From the entries below, gather each line containing the word "reaction".

┌─ Records

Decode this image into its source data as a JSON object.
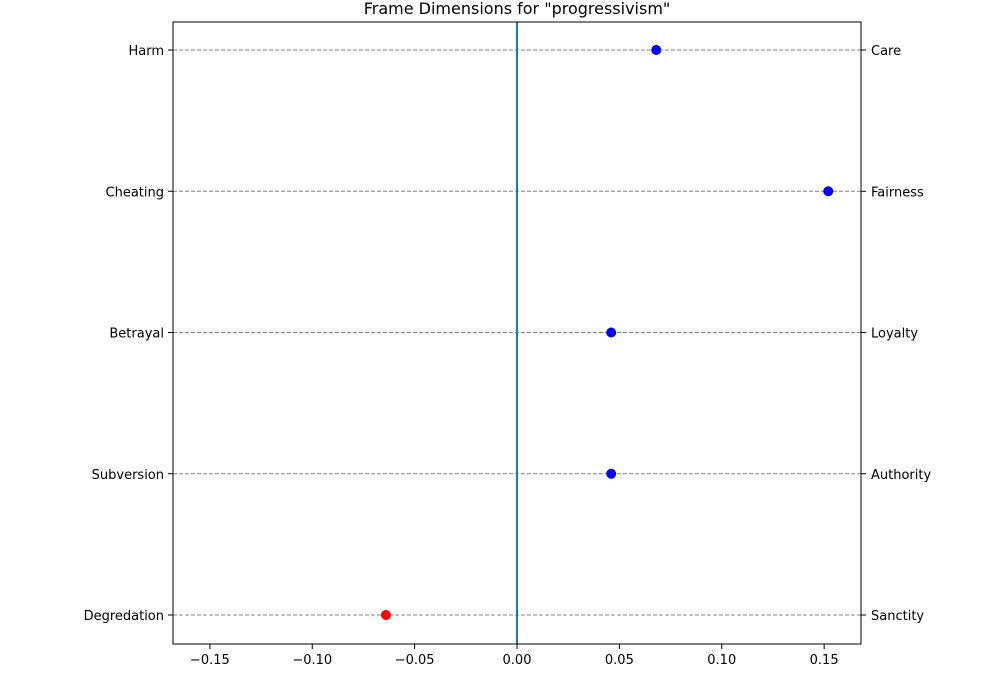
{
  "chart_data": {
    "type": "scatter",
    "title": "Frame Dimensions for \"progressivism\"",
    "xlabel": "",
    "ylabel": "",
    "xlim": [
      -0.168,
      0.168
    ],
    "xticks": [
      -0.15,
      -0.1,
      -0.05,
      0.0,
      0.05,
      0.1,
      0.15
    ],
    "xtick_labels": [
      "−0.15",
      "−0.10",
      "−0.05",
      "0.00",
      "0.05",
      "0.10",
      "0.15"
    ],
    "reference_line_x": 0.0,
    "reference_line_color": "#1f77b4",
    "grid": "horizontal dashed",
    "legend": "none",
    "points": [
      {
        "left_label": "Harm",
        "right_label": "Care",
        "value": 0.068,
        "color": "#0000ff"
      },
      {
        "left_label": "Cheating",
        "right_label": "Fairness",
        "value": 0.152,
        "color": "#0000ff"
      },
      {
        "left_label": "Betrayal",
        "right_label": "Loyalty",
        "value": 0.046,
        "color": "#0000ff"
      },
      {
        "left_label": "Subversion",
        "right_label": "Authority",
        "value": 0.046,
        "color": "#0000ff"
      },
      {
        "left_label": "Degredation",
        "right_label": "Sanctity",
        "value": -0.064,
        "color": "#ff0000"
      }
    ]
  }
}
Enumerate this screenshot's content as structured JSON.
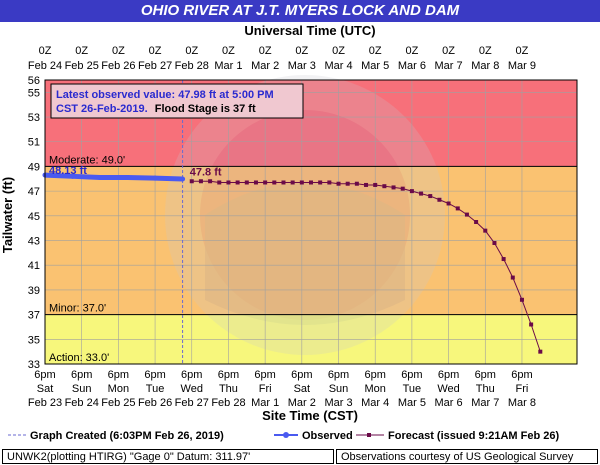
{
  "title": "OHIO RIVER AT J.T. MYERS LOCK AND DAM",
  "top_axis_title": "Universal Time (UTC)",
  "bottom_axis_title": "Site Time (CST)",
  "y_axis_title": "Tailwater (ft)",
  "colors": {
    "title_bg": "#3a3ac4",
    "zone_major": "#f7707a",
    "zone_moderate": "#fac271",
    "zone_minor": "#f7f77c",
    "observed": "#4a5af0",
    "forecast": "#6a0a48",
    "annotation": "#2a2acf"
  },
  "annotation_box": {
    "line1": "Latest observed value: 47.98 ft at 5:00 PM",
    "line2a": "CST 26-Feb-2019.",
    "line2b": "Flood Stage is 37 ft"
  },
  "footer": {
    "left": "UNWK2(plotting HTIRG) \"Gage 0\" Datum: 311.97'",
    "right": "Observations courtesy of US Geological Survey"
  },
  "legend": {
    "created": "Graph Created (6:03PM Feb 26, 2019)",
    "observed": "Observed",
    "forecast": "Forecast (issued 9:21AM Feb 26)"
  },
  "chart_data": {
    "type": "line",
    "ylim": [
      33,
      56
    ],
    "yticks": [
      33,
      35,
      37,
      39,
      41,
      43,
      45,
      47,
      49,
      51,
      53,
      55,
      56
    ],
    "x_range_cst_hours": [
      0,
      348
    ],
    "graph_created_cst_hour": 90,
    "top_ticks": [
      {
        "time": "0Z",
        "date": "Feb 24"
      },
      {
        "time": "0Z",
        "date": "Feb 25"
      },
      {
        "time": "0Z",
        "date": "Feb 26"
      },
      {
        "time": "0Z",
        "date": "Feb 27"
      },
      {
        "time": "0Z",
        "date": "Feb 28"
      },
      {
        "time": "0Z",
        "date": "Mar 1"
      },
      {
        "time": "0Z",
        "date": "Mar 2"
      },
      {
        "time": "0Z",
        "date": "Mar 3"
      },
      {
        "time": "0Z",
        "date": "Mar 4"
      },
      {
        "time": "0Z",
        "date": "Mar 5"
      },
      {
        "time": "0Z",
        "date": "Mar 6"
      },
      {
        "time": "0Z",
        "date": "Mar 7"
      },
      {
        "time": "0Z",
        "date": "Mar 8"
      },
      {
        "time": "0Z",
        "date": "Mar 9"
      }
    ],
    "bottom_ticks": [
      {
        "time": "6pm",
        "day": "Sat",
        "date": "Feb 23"
      },
      {
        "time": "6pm",
        "day": "Sun",
        "date": "Feb 24"
      },
      {
        "time": "6pm",
        "day": "Mon",
        "date": "Feb 25"
      },
      {
        "time": "6pm",
        "day": "Tue",
        "date": "Feb 26"
      },
      {
        "time": "6pm",
        "day": "Wed",
        "date": "Feb 27"
      },
      {
        "time": "6pm",
        "day": "Thu",
        "date": "Feb 28"
      },
      {
        "time": "6pm",
        "day": "Fri",
        "date": "Mar 1"
      },
      {
        "time": "6pm",
        "day": "Sat",
        "date": "Mar 2"
      },
      {
        "time": "6pm",
        "day": "Sun",
        "date": "Mar 3"
      },
      {
        "time": "6pm",
        "day": "Mon",
        "date": "Mar 4"
      },
      {
        "time": "6pm",
        "day": "Tue",
        "date": "Mar 5"
      },
      {
        "time": "6pm",
        "day": "Wed",
        "date": "Mar 6"
      },
      {
        "time": "6pm",
        "day": "Thu",
        "date": "Mar 7"
      },
      {
        "time": "6pm",
        "day": "Fri",
        "date": "Mar 8"
      }
    ],
    "thresholds": [
      {
        "name": "Moderate",
        "label": "Moderate: 49.0'",
        "value": 49.0
      },
      {
        "name": "Minor",
        "label": "Minor: 37.0'",
        "value": 37.0
      },
      {
        "name": "Action",
        "label": "Action: 33.0'",
        "value": 33.0
      }
    ],
    "zones": [
      {
        "from": 49,
        "to": 56,
        "color": "#f7707a"
      },
      {
        "from": 37,
        "to": 49,
        "color": "#fac271"
      },
      {
        "from": 33,
        "to": 37,
        "color": "#f7f77c"
      }
    ],
    "observed": {
      "name": "Observed",
      "label": "48.13 ft",
      "points": [
        [
          0,
          48.3
        ],
        [
          18,
          48.2
        ],
        [
          36,
          48.1
        ],
        [
          54,
          48.1
        ],
        [
          72,
          48.05
        ],
        [
          90,
          47.98
        ]
      ]
    },
    "forecast": {
      "name": "Forecast",
      "label": "47.8 ft",
      "points": [
        [
          96,
          47.8
        ],
        [
          102,
          47.8
        ],
        [
          108,
          47.8
        ],
        [
          114,
          47.7
        ],
        [
          120,
          47.7
        ],
        [
          126,
          47.7
        ],
        [
          132,
          47.7
        ],
        [
          138,
          47.7
        ],
        [
          144,
          47.7
        ],
        [
          150,
          47.7
        ],
        [
          156,
          47.7
        ],
        [
          162,
          47.7
        ],
        [
          168,
          47.7
        ],
        [
          174,
          47.7
        ],
        [
          180,
          47.7
        ],
        [
          186,
          47.7
        ],
        [
          192,
          47.6
        ],
        [
          198,
          47.6
        ],
        [
          204,
          47.6
        ],
        [
          210,
          47.5
        ],
        [
          216,
          47.5
        ],
        [
          222,
          47.4
        ],
        [
          228,
          47.3
        ],
        [
          234,
          47.2
        ],
        [
          240,
          47.0
        ],
        [
          246,
          46.8
        ],
        [
          252,
          46.6
        ],
        [
          258,
          46.3
        ],
        [
          264,
          46.0
        ],
        [
          270,
          45.6
        ],
        [
          276,
          45.1
        ],
        [
          282,
          44.5
        ],
        [
          288,
          43.8
        ],
        [
          294,
          42.8
        ],
        [
          300,
          41.5
        ],
        [
          306,
          40.0
        ],
        [
          312,
          38.2
        ],
        [
          318,
          36.2
        ],
        [
          324,
          34.0
        ]
      ]
    }
  }
}
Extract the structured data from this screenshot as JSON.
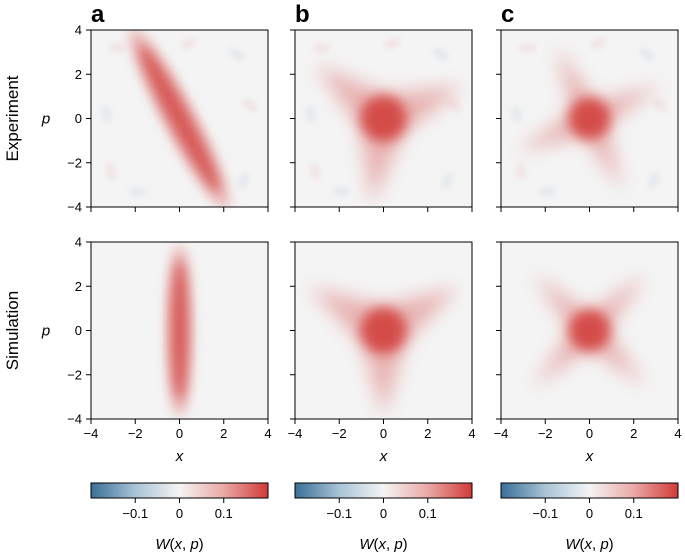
{
  "colors": {
    "negative": "#3a6f96",
    "neutral": "#f4f4f4",
    "positive": "#d13a38",
    "axes": "#000000"
  },
  "chart_data": {
    "type": "heatmap",
    "layout": "2 rows x 3 columns of Wigner function density plots with shared colorbar per column",
    "panels": [
      "a",
      "b",
      "c"
    ],
    "rows": [
      "Experiment",
      "Simulation"
    ],
    "xlabel": "x",
    "ylabel": "p",
    "xlim": [
      -4,
      4
    ],
    "ylim": [
      -4,
      4
    ],
    "xticks": [
      -4,
      -2,
      0,
      2,
      4
    ],
    "yticks": [
      -4,
      -2,
      0,
      2,
      4
    ],
    "colorbar": {
      "label": "W(x, p)",
      "range": [
        -0.2,
        0.2
      ],
      "ticks": [
        -0.1,
        0,
        0.1
      ],
      "ticklabels": [
        "−0.1",
        "0",
        "0.1"
      ],
      "colormap": "diverging blue-white-red"
    },
    "states": [
      {
        "panel": "a",
        "state": "squeezed",
        "experiment_rotation_deg": 28,
        "peak": 0.1
      },
      {
        "panel": "b",
        "state": "three-fold (triangular) symmetric",
        "arms": 3,
        "peak": 0.15
      },
      {
        "panel": "c",
        "state": "four-fold (star) symmetric",
        "arms": 4,
        "peak": 0.15
      }
    ]
  }
}
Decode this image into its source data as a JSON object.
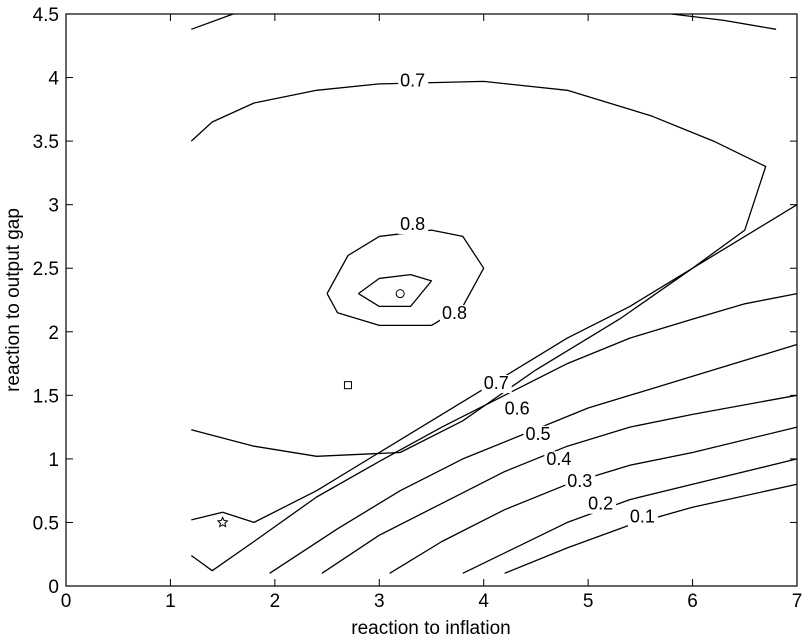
{
  "chart_data": {
    "type": "contour",
    "title": "",
    "xlabel": "reaction to inflation",
    "ylabel": "reaction to output gap",
    "xlim": [
      0,
      7
    ],
    "ylim": [
      0,
      4.5
    ],
    "xticks": [
      0,
      1,
      2,
      3,
      4,
      5,
      6,
      7
    ],
    "yticks": [
      0,
      0.5,
      1,
      1.5,
      2,
      2.5,
      3,
      3.5,
      4,
      4.5
    ],
    "grid": false,
    "contours": [
      {
        "level": 0.7,
        "label": "0.7",
        "label_pos": [
          3.2,
          3.93
        ],
        "points": [
          [
            1.2,
            3.5
          ],
          [
            1.4,
            3.65
          ],
          [
            1.8,
            3.8
          ],
          [
            2.4,
            3.9
          ],
          [
            3.0,
            3.95
          ],
          [
            4.0,
            3.97
          ],
          [
            4.8,
            3.9
          ],
          [
            5.6,
            3.7
          ],
          [
            6.2,
            3.5
          ],
          [
            6.7,
            3.3
          ],
          [
            6.5,
            2.8
          ],
          [
            6.0,
            2.5
          ],
          [
            5.3,
            2.1
          ],
          [
            4.5,
            1.7
          ],
          [
            3.8,
            1.3
          ],
          [
            3.2,
            1.05
          ],
          [
            2.4,
            1.02
          ],
          [
            1.8,
            1.1
          ],
          [
            1.2,
            1.23
          ]
        ]
      },
      {
        "level": 0.7,
        "label": "",
        "label_pos": null,
        "points": [
          [
            1.2,
            4.38
          ],
          [
            1.6,
            4.5
          ]
        ]
      },
      {
        "level": 0.7,
        "label": "",
        "label_pos": null,
        "points": [
          [
            5.8,
            4.5
          ],
          [
            6.3,
            4.45
          ],
          [
            6.8,
            4.38
          ]
        ]
      },
      {
        "level": 0.8,
        "label": "0.8",
        "label_pos": [
          3.2,
          2.8
        ],
        "points": [
          [
            2.5,
            2.3
          ],
          [
            2.7,
            2.6
          ],
          [
            3.0,
            2.75
          ],
          [
            3.5,
            2.8
          ],
          [
            3.8,
            2.75
          ],
          [
            4.0,
            2.5
          ],
          [
            3.8,
            2.2
          ],
          [
            3.5,
            2.05
          ],
          [
            3.0,
            2.05
          ],
          [
            2.6,
            2.15
          ],
          [
            2.5,
            2.3
          ]
        ]
      },
      {
        "level": 0.8,
        "label": "0.8",
        "label_pos": [
          3.6,
          2.1
        ],
        "points": [
          [
            2.8,
            2.3
          ],
          [
            3.0,
            2.42
          ],
          [
            3.3,
            2.45
          ],
          [
            3.5,
            2.4
          ],
          [
            3.3,
            2.2
          ],
          [
            3.0,
            2.2
          ],
          [
            2.8,
            2.3
          ]
        ]
      },
      {
        "level": 0.7,
        "label": "0.7",
        "label_pos": [
          4.0,
          1.55
        ],
        "points": [
          [
            1.2,
            0.52
          ],
          [
            1.5,
            0.58
          ],
          [
            1.8,
            0.5
          ],
          [
            2.4,
            0.75
          ],
          [
            3.0,
            1.05
          ],
          [
            3.6,
            1.35
          ],
          [
            4.2,
            1.65
          ],
          [
            4.8,
            1.95
          ],
          [
            5.4,
            2.2
          ],
          [
            6.0,
            2.5
          ],
          [
            6.5,
            2.75
          ],
          [
            7.0,
            3.0
          ]
        ]
      },
      {
        "level": 0.6,
        "label": "0.6",
        "label_pos": [
          4.2,
          1.35
        ],
        "points": [
          [
            1.2,
            0.24
          ],
          [
            1.4,
            0.12
          ],
          [
            1.8,
            0.35
          ],
          [
            2.4,
            0.7
          ],
          [
            3.0,
            0.98
          ],
          [
            3.6,
            1.25
          ],
          [
            4.2,
            1.5
          ],
          [
            4.8,
            1.75
          ],
          [
            5.4,
            1.95
          ],
          [
            6.0,
            2.1
          ],
          [
            6.5,
            2.22
          ],
          [
            7.0,
            2.3
          ]
        ]
      },
      {
        "level": 0.5,
        "label": "0.5",
        "label_pos": [
          4.4,
          1.15
        ],
        "points": [
          [
            1.95,
            0.1
          ],
          [
            2.6,
            0.45
          ],
          [
            3.2,
            0.75
          ],
          [
            3.8,
            1.0
          ],
          [
            4.4,
            1.2
          ],
          [
            5.0,
            1.4
          ],
          [
            5.6,
            1.55
          ],
          [
            6.2,
            1.7
          ],
          [
            7.0,
            1.9
          ]
        ]
      },
      {
        "level": 0.4,
        "label": "0.4",
        "label_pos": [
          4.6,
          0.95
        ],
        "points": [
          [
            2.45,
            0.1
          ],
          [
            3.0,
            0.4
          ],
          [
            3.6,
            0.65
          ],
          [
            4.2,
            0.9
          ],
          [
            4.8,
            1.1
          ],
          [
            5.4,
            1.25
          ],
          [
            6.0,
            1.35
          ],
          [
            7.0,
            1.5
          ]
        ]
      },
      {
        "level": 0.3,
        "label": "0.3",
        "label_pos": [
          4.8,
          0.78
        ],
        "points": [
          [
            3.1,
            0.1
          ],
          [
            3.6,
            0.35
          ],
          [
            4.2,
            0.6
          ],
          [
            4.8,
            0.8
          ],
          [
            5.4,
            0.95
          ],
          [
            6.0,
            1.05
          ],
          [
            7.0,
            1.25
          ]
        ]
      },
      {
        "level": 0.2,
        "label": "0.2",
        "label_pos": [
          5.0,
          0.6
        ],
        "points": [
          [
            3.8,
            0.1
          ],
          [
            4.3,
            0.3
          ],
          [
            4.8,
            0.5
          ],
          [
            5.4,
            0.68
          ],
          [
            6.0,
            0.8
          ],
          [
            7.0,
            1.0
          ]
        ]
      },
      {
        "level": 0.1,
        "label": "0.1",
        "label_pos": [
          5.4,
          0.5
        ],
        "points": [
          [
            4.2,
            0.1
          ],
          [
            4.8,
            0.3
          ],
          [
            5.4,
            0.48
          ],
          [
            6.0,
            0.62
          ],
          [
            7.0,
            0.8
          ]
        ]
      }
    ],
    "markers": [
      {
        "shape": "circle",
        "x": 3.2,
        "y": 2.3
      },
      {
        "shape": "square",
        "x": 2.7,
        "y": 1.58
      },
      {
        "shape": "star",
        "x": 1.5,
        "y": 0.5
      }
    ]
  }
}
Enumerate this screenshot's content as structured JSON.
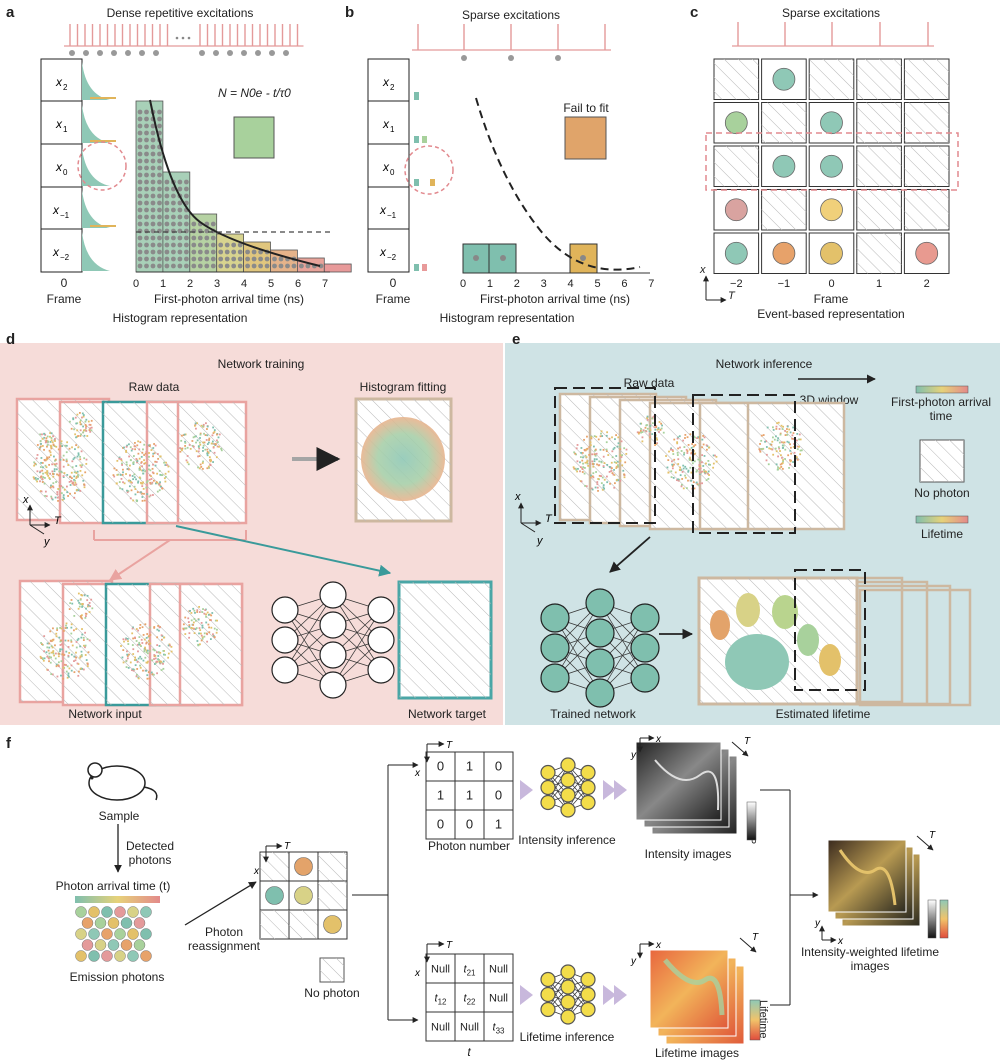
{
  "panels": {
    "a": {
      "letter": "a",
      "title": "Dense repetitive excitations",
      "rows": [
        "x2",
        "x1",
        "x0",
        "x-1",
        "x-2"
      ],
      "frame_tick": "0",
      "frame_label": "Frame",
      "equation": "N = N0e - t/τ0",
      "tau": "τ0",
      "xaxis_ticks": [
        "0",
        "1",
        "2",
        "3",
        "4",
        "5",
        "6",
        "7"
      ],
      "xaxis_label": "First-photon arrival time (ns)",
      "footer": "Histogram representation"
    },
    "b": {
      "letter": "b",
      "title": "Sparse excitations",
      "fail_label": "Fail to fit",
      "frame_tick": "0",
      "frame_label": "Frame",
      "xaxis_ticks": [
        "0",
        "1",
        "2",
        "3",
        "4",
        "5",
        "6",
        "7"
      ],
      "xaxis_label": "First-photon arrival time (ns)",
      "footer": "Histogram representation"
    },
    "c": {
      "letter": "c",
      "title": "Sparse excitations",
      "frame_ticks": [
        "−2",
        "−1",
        "0",
        "1",
        "2"
      ],
      "frame_label": "Frame",
      "footer": "Event-based representation",
      "axis_x": "x",
      "axis_t": "T"
    },
    "d": {
      "letter": "d",
      "title": "Network training",
      "raw_data": "Raw data",
      "hist_fit": "Histogram fitting",
      "net_input": "Network input",
      "net_target": "Network target"
    },
    "e": {
      "letter": "e",
      "title": "Network inference",
      "raw_data": "Raw data",
      "window": "3D window",
      "legend_fpat": "First-photon arrival time",
      "legend_nophoton": "No photon",
      "legend_lifetime": "Lifetime",
      "trained": "Trained network",
      "estimated": "Estimated lifetime"
    },
    "f": {
      "letter": "f",
      "sample": "Sample",
      "detected": "Detected photons",
      "pat": "Photon arrival time (t)",
      "emission": "Emission photons",
      "reassign": "Photon reassignment",
      "no_photon": "No photon",
      "photon_number": "Photon number",
      "intensity_inf": "Intensity inference",
      "intensity_img": "Intensity images",
      "ppp": "PPP",
      "lifetime_inf": "Lifetime inference",
      "lifetime_img": "Lifetime images",
      "lifetime_bar": "Lifetime",
      "t_label": "t",
      "combined": "Intensity-weighted lifetime images",
      "photon_matrix": [
        [
          "0",
          "1",
          "0"
        ],
        [
          "1",
          "1",
          "0"
        ],
        [
          "0",
          "0",
          "1"
        ]
      ],
      "lifetime_matrix": [
        [
          "Null",
          "t21",
          "Null"
        ],
        [
          "t12",
          "t22",
          "Null"
        ],
        [
          "Null",
          "Null",
          "t33"
        ]
      ]
    }
  },
  "colors": {
    "pink_bg": "#f6dcd9",
    "teal_bg": "#cfe3e5",
    "teal": "#7fbfae",
    "pink": "#e49a9a",
    "orange": "#e3a36a",
    "yellow": "#f0d24a",
    "green_box": "#9fca8f"
  }
}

└─

** Exercise result **
    "xlabel": "reaction to inflation",
    "ylabel": "reaction to output gap",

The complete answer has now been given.